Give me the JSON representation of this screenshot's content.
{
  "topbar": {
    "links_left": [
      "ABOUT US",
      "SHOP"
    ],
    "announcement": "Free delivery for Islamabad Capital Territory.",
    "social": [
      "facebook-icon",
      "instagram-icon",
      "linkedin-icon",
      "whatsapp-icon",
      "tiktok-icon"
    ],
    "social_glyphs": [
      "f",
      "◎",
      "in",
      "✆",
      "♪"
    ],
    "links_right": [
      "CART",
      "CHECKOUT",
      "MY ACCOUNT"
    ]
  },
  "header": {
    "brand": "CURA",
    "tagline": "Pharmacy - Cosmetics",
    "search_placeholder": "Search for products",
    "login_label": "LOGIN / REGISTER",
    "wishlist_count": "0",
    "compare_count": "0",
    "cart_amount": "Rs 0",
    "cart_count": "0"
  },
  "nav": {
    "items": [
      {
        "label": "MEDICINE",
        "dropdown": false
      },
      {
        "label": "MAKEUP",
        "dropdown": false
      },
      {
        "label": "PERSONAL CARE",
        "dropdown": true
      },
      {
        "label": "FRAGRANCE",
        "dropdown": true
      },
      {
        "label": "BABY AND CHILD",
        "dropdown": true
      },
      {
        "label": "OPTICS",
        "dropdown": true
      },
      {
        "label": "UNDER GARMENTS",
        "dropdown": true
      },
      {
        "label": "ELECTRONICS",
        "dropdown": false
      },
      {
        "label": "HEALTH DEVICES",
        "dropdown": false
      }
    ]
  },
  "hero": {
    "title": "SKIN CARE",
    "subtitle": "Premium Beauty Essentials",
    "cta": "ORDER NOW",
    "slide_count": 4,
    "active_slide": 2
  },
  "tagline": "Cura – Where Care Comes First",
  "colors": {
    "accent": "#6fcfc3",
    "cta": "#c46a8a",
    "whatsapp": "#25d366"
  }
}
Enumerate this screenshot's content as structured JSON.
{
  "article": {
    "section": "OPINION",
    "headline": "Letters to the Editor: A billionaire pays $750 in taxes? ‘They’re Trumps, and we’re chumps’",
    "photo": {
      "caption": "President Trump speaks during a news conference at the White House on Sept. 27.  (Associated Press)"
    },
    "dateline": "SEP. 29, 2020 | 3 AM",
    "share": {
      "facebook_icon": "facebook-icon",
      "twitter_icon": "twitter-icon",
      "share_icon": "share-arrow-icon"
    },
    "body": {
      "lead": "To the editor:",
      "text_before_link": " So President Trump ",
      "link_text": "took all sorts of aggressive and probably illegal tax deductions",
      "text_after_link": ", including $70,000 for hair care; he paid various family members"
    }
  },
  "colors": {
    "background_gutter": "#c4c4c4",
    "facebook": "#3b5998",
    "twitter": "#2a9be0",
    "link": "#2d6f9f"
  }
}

## WHAT YOU SHOULD DO
Give back exactly the lines from the line containing "Enumerate this screenshot's" to the end of the entries, and no other lines.

## COMPLETE OUTPUT
Enumerate this screenshot's content as structured JSON.
{
  "article": {
    "section": "OPINION",
    "headline": "Letters to the Editor: A billionaire pays $750 in taxes? ‘They’re Trumps, and we’re chumps’",
    "photo": {
      "caption": "President Trump speaks during a news conference at the White House on Sept. 27.  (Associated Press)"
    },
    "dateline": "SEP. 29, 2020 | 3 AM",
    "share": {
      "facebook_icon": "facebook-icon",
      "twitter_icon": "twitter-icon",
      "share_icon": "share-arrow-icon"
    },
    "body": {
      "lead": "To the editor:",
      "text_before_link": " So President Trump ",
      "link_text": "took all sorts of aggressive and probably illegal tax deductions",
      "text_after_link": ", including $70,000 for hair care; he paid various family members"
    }
  },
  "colors": {
    "background_gutter": "#c4c4c4",
    "facebook": "#3b5998",
    "twitter": "#2a9be0",
    "link": "#2d6f9f"
  }
}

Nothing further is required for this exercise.